_Exercise prompt:_
Give an exact transcription of every line, dropping the images.

===== Extracted information =====

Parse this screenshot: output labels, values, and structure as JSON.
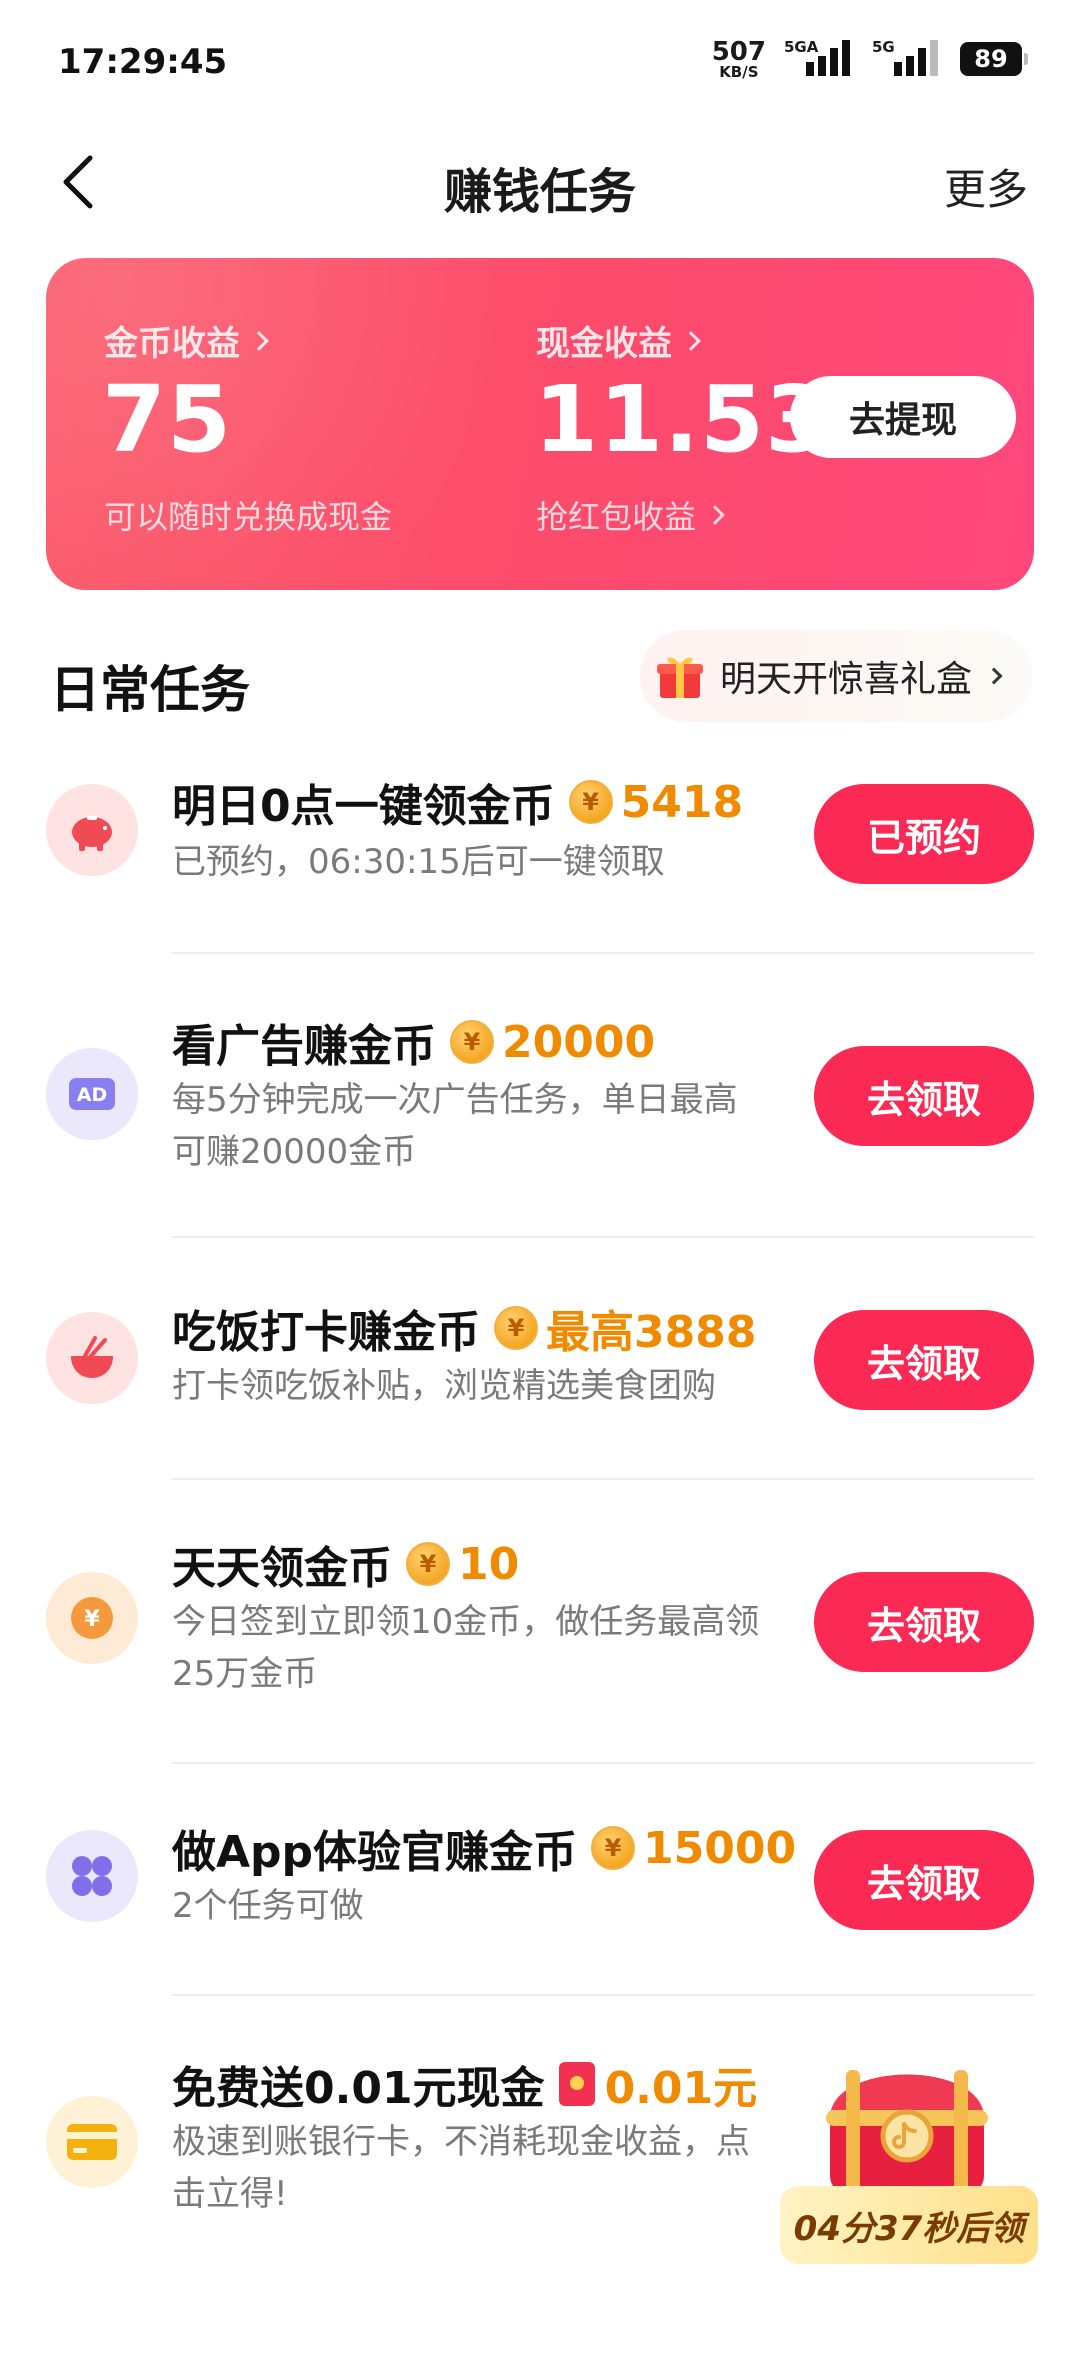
{
  "status_bar": {
    "time": "17:29:45",
    "net_speed_value": "507",
    "net_speed_unit": "KB/S",
    "sim1_label": "5GA",
    "sim2_label": "5G",
    "battery": "89"
  },
  "nav": {
    "title": "赚钱任务",
    "more": "更多"
  },
  "earnings": {
    "coin_label": "金币收益",
    "coin_value": "75",
    "coin_sub": "可以随时兑换成现金",
    "cash_label": "现金收益",
    "cash_value": "11.53",
    "cash_sub": "抢红包收益",
    "withdraw_button": "去提现"
  },
  "daily": {
    "section_title": "日常任务",
    "gift_text": "明天开惊喜礼盒"
  },
  "tasks": [
    {
      "icon": "piggy-bank-icon",
      "title": "明日0点一键领金币",
      "reward": "5418",
      "desc": "已预约，06:30:15后可一键领取",
      "button": "已预约"
    },
    {
      "icon": "ad-icon",
      "title": "看广告赚金币",
      "reward": "20000",
      "desc": "每5分钟完成一次广告任务，单日最高可赚20000金币",
      "button": "去领取"
    },
    {
      "icon": "bowl-icon",
      "title": "吃饭打卡赚金币",
      "reward": "最高3888",
      "desc": "打卡领吃饭补贴，浏览精选美食团购",
      "button": "去领取"
    },
    {
      "icon": "yuan-coin-icon",
      "title": "天天领金币",
      "reward": "10",
      "desc": "今日签到立即领10金币，做任务最高领25万金币",
      "button": "去领取"
    },
    {
      "icon": "apps-grid-icon",
      "title": "做App体验官赚金币",
      "reward": "15000",
      "desc": "2个任务可做",
      "button": "去领取"
    },
    {
      "icon": "bank-card-icon",
      "title": "免费送0.01元现金",
      "reward": "0.01元",
      "desc": "极速到账银行卡，不消耗现金收益，点击立得!"
    }
  ],
  "chest_timer": "04分37秒后领",
  "coin_glyph": "¥",
  "colors": {
    "accent_red": "#fa2a55",
    "card_gradient_start": "#fb5a6a",
    "card_gradient_end": "#ff477d",
    "reward_orange": "#f08a00"
  }
}
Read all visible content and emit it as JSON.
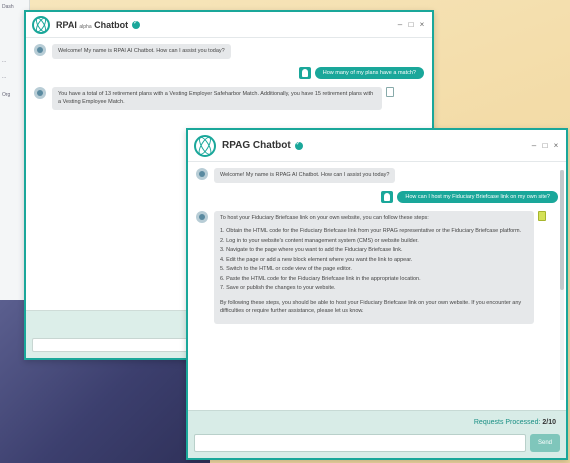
{
  "bg_app": {
    "lines": [
      "Dash",
      "...",
      "...",
      "Org"
    ]
  },
  "window_back": {
    "title": "RPAI",
    "title_suffix": "alpha",
    "title_name": "Chatbot",
    "controls": [
      "–",
      "□",
      "×"
    ],
    "messages": [
      {
        "role": "bot",
        "text": "Welcome! My name is RPAI AI Chatbot. How can I assist you today?"
      },
      {
        "role": "user",
        "text": "How many of my plans have a match?"
      },
      {
        "role": "bot",
        "text": "You have a total of 13 retirement plans with a Vesting Employer Safeharbor Match. Additionally, you have 15 retirement plans with a Vesting Employee Match."
      }
    ]
  },
  "window_front": {
    "title": "RPAG Chatbot",
    "controls": [
      "–",
      "□",
      "×"
    ],
    "messages": [
      {
        "role": "bot",
        "text": "Welcome! My name is RPAG AI Chatbot. How can I assist you today?"
      },
      {
        "role": "user",
        "text": "How can I host my Fiduciary Briefcase link on my own site?"
      }
    ],
    "answer": {
      "intro": "To host your Fiduciary Briefcase link on your own website, you can follow these steps:",
      "steps": [
        "1. Obtain the HTML code for the Fiduciary Briefcase link from your RPAG representative or the Fiduciary Briefcase platform.",
        "2. Log in to your website's content management system (CMS) or website builder.",
        "3. Navigate to the page where you want to add the Fiduciary Briefcase link.",
        "4. Edit the page or add a new block element where you want the link to appear.",
        "5. Switch to the HTML or code view of the page editor.",
        "6. Paste the HTML code for the Fiduciary Briefcase link in the appropriate location.",
        "7. Save or publish the changes to your website."
      ],
      "outro": "By following these steps, you should be able to host your Fiduciary Briefcase link on your own website. If you encounter any difficulties or require further assistance, please let us know."
    },
    "footer": {
      "requests_label": "Requests Processed:",
      "requests_value": "2/10",
      "send_label": "Send"
    }
  }
}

=====

_Full solution:_
Parse this screenshot: output labels, values, and structure as JSON.
{
  "status_bar": {
    "time": "17:29:45",
    "net_speed_value": "507",
    "net_speed_unit": "KB/S",
    "sim1_label": "5GA",
    "sim2_label": "5G",
    "battery": "89"
  },
  "nav": {
    "title": "赚钱任务",
    "more": "更多"
  },
  "earnings": {
    "coin_label": "金币收益",
    "coin_value": "75",
    "coin_sub": "可以随时兑换成现金",
    "cash_label": "现金收益",
    "cash_value": "11.53",
    "cash_sub": "抢红包收益",
    "withdraw_button": "去提现"
  },
  "daily": {
    "section_title": "日常任务",
    "gift_text": "明天开惊喜礼盒"
  },
  "tasks": [
    {
      "icon": "piggy-bank-icon",
      "title": "明日0点一键领金币",
      "reward": "5418",
      "desc": "已预约，06:30:15后可一键领取",
      "button": "已预约"
    },
    {
      "icon": "ad-icon",
      "title": "看广告赚金币",
      "reward": "20000",
      "desc": "每5分钟完成一次广告任务，单日最高可赚20000金币",
      "button": "去领取"
    },
    {
      "icon": "bowl-icon",
      "title": "吃饭打卡赚金币",
      "reward": "最高3888",
      "desc": "打卡领吃饭补贴，浏览精选美食团购",
      "button": "去领取"
    },
    {
      "icon": "yuan-coin-icon",
      "title": "天天领金币",
      "reward": "10",
      "desc": "今日签到立即领10金币，做任务最高领25万金币",
      "button": "去领取"
    },
    {
      "icon": "apps-grid-icon",
      "title": "做App体验官赚金币",
      "reward": "15000",
      "desc": "2个任务可做",
      "button": "去领取"
    },
    {
      "icon": "bank-card-icon",
      "title": "免费送0.01元现金",
      "reward": "0.01元",
      "desc": "极速到账银行卡，不消耗现金收益，点击立得!"
    }
  ],
  "chest_timer": "04分37秒后领",
  "coin_glyph": "¥",
  "colors": {
    "accent_red": "#fa2a55",
    "card_gradient_start": "#fb5a6a",
    "card_gradient_end": "#ff477d",
    "reward_orange": "#f08a00"
  }
}
Read all visible content and emit it as JSON.
{
  "bg_app": {
    "lines": [
      "Dash",
      "...",
      "...",
      "Org"
    ]
  },
  "window_back": {
    "title": "RPAI",
    "title_suffix": "alpha",
    "title_name": "Chatbot",
    "controls": [
      "–",
      "□",
      "×"
    ],
    "messages": [
      {
        "role": "bot",
        "text": "Welcome! My name is RPAI AI Chatbot. How can I assist you today?"
      },
      {
        "role": "user",
        "text": "How many of my plans have a match?"
      },
      {
        "role": "bot",
        "text": "You have a total of 13 retirement plans with a Vesting Employer Safeharbor Match. Additionally, you have 15 retirement plans with a Vesting Employee Match."
      }
    ]
  },
  "window_front": {
    "title": "RPAG Chatbot",
    "controls": [
      "–",
      "□",
      "×"
    ],
    "messages": [
      {
        "role": "bot",
        "text": "Welcome! My name is RPAG AI Chatbot. How can I assist you today?"
      },
      {
        "role": "user",
        "text": "How can I host my Fiduciary Briefcase link on my own site?"
      }
    ],
    "answer": {
      "intro": "To host your Fiduciary Briefcase link on your own website, you can follow these steps:",
      "steps": [
        "1. Obtain the HTML code for the Fiduciary Briefcase link from your RPAG representative or the Fiduciary Briefcase platform.",
        "2. Log in to your website's content management system (CMS) or website builder.",
        "3. Navigate to the page where you want to add the Fiduciary Briefcase link.",
        "4. Edit the page or add a new block element where you want the link to appear.",
        "5. Switch to the HTML or code view of the page editor.",
        "6. Paste the HTML code for the Fiduciary Briefcase link in the appropriate location.",
        "7. Save or publish the changes to your website."
      ],
      "outro": "By following these steps, you should be able to host your Fiduciary Briefcase link on your own website. If you encounter any difficulties or require further assistance, please let us know."
    },
    "footer": {
      "requests_label": "Requests Processed:",
      "requests_value": "2/10",
      "send_label": "Send"
    }
  }
}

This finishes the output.